> [DATA IN THIS EXERCISE]
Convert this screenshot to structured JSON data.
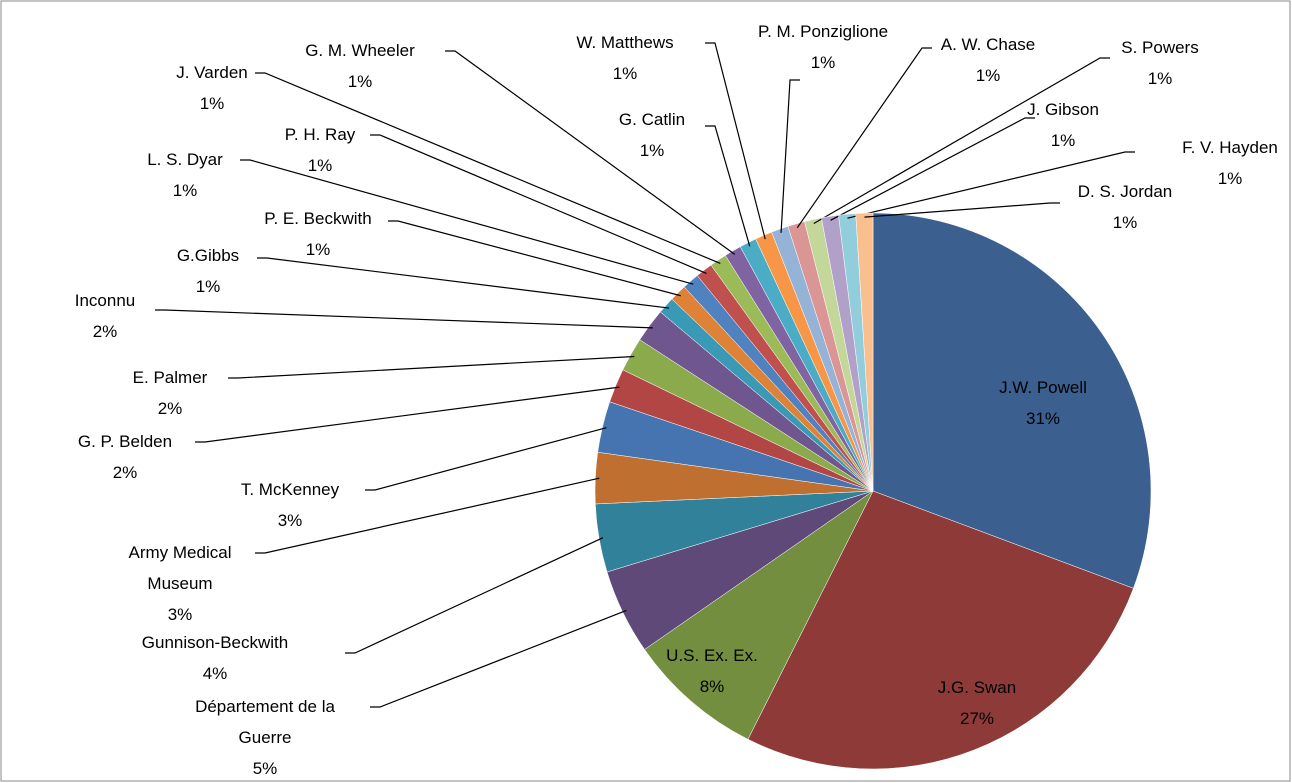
{
  "chart_data": {
    "type": "pie",
    "categories": [
      "J.W. Powell",
      "J.G. Swan",
      "U.S. Ex. Ex.",
      "Département de la Guerre",
      "Gunnison-Beckwith",
      "Army Medical Museum",
      "T. McKenney",
      "G. P. Belden",
      "E. Palmer",
      "Inconnu",
      "G.Gibbs",
      "P. E. Beckwith",
      "L. S. Dyar",
      "P. H. Ray",
      "J. Varden",
      "G. M. Wheeler",
      "G. Catlin",
      "W. Matthews",
      "P. M. Ponziglione",
      "A. W. Chase",
      "S. Powers",
      "J. Gibson",
      "F. V. Hayden",
      "D. S. Jordan"
    ],
    "values": [
      31,
      27,
      8,
      5,
      4,
      3,
      3,
      2,
      2,
      2,
      1,
      1,
      1,
      1,
      1,
      1,
      1,
      1,
      1,
      1,
      1,
      1,
      1,
      1
    ],
    "value_labels": [
      "31%",
      "27%",
      "8%",
      "5%",
      "4%",
      "3%",
      "3%",
      "2%",
      "2%",
      "2%",
      "1%",
      "1%",
      "1%",
      "1%",
      "1%",
      "1%",
      "1%",
      "1%",
      "1%",
      "1%",
      "1%",
      "1%",
      "1%",
      "1%"
    ],
    "colors": [
      "#3B5F8F",
      "#8E3A39",
      "#738E3F",
      "#5E4979",
      "#31819A",
      "#BF6F2F",
      "#4674B0",
      "#B24644",
      "#8AAA4C",
      "#70568F",
      "#3A9AB5",
      "#DE8237",
      "#4F82BE",
      "#C0504D",
      "#9BBB59",
      "#8064A2",
      "#4BACC6",
      "#F79646",
      "#95B3D7",
      "#DA9694",
      "#C4D79B",
      "#B1A0C7",
      "#92CDDC",
      "#FABF8F"
    ]
  }
}
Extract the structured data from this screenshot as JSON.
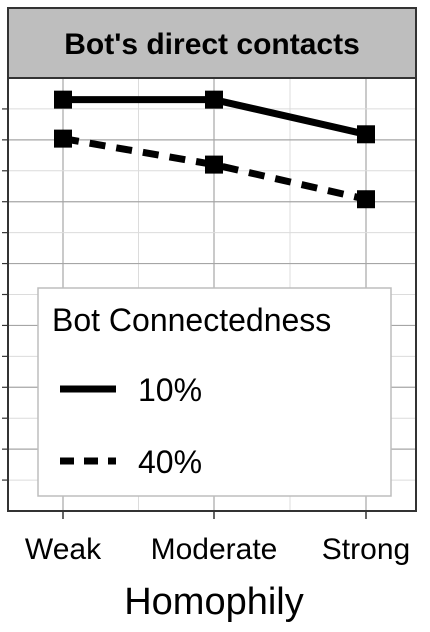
{
  "chart_data": {
    "type": "line",
    "title": "Bot's direct contacts",
    "xlabel": "Homophily",
    "ylabel": "",
    "categories": [
      "Weak",
      "Moderate",
      "Strong"
    ],
    "ylim": [
      0,
      1
    ],
    "grid": true,
    "legend": {
      "title": "Bot Connectedness",
      "placement": "bottom-left inside"
    },
    "series": [
      {
        "name": "10%",
        "values": [
          0.95,
          0.95,
          0.87
        ],
        "line_style": "solid",
        "color": "#000000"
      },
      {
        "name": "40%",
        "values": [
          0.86,
          0.8,
          0.72
        ],
        "line_style": "dashed",
        "color": "#000000"
      }
    ]
  },
  "colors": {
    "strip_fill": "#bebebe",
    "grid_major": "#a6a6a6",
    "grid_minor": "#dcdcdc",
    "panel_border": "#333333"
  }
}
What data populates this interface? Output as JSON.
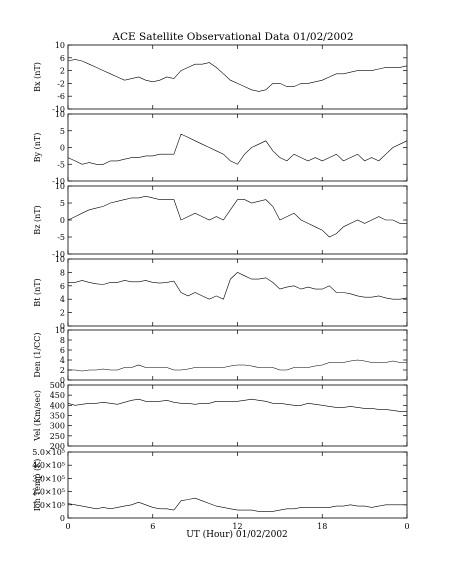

> [TASK REQUIREMENTS] Display every line of the listing that contains the string "screenshot".

> [COMPLETE OUTPUT]
Convert this screenshot to structured JSON data.
Extract the structured data from this screenshot as JSON.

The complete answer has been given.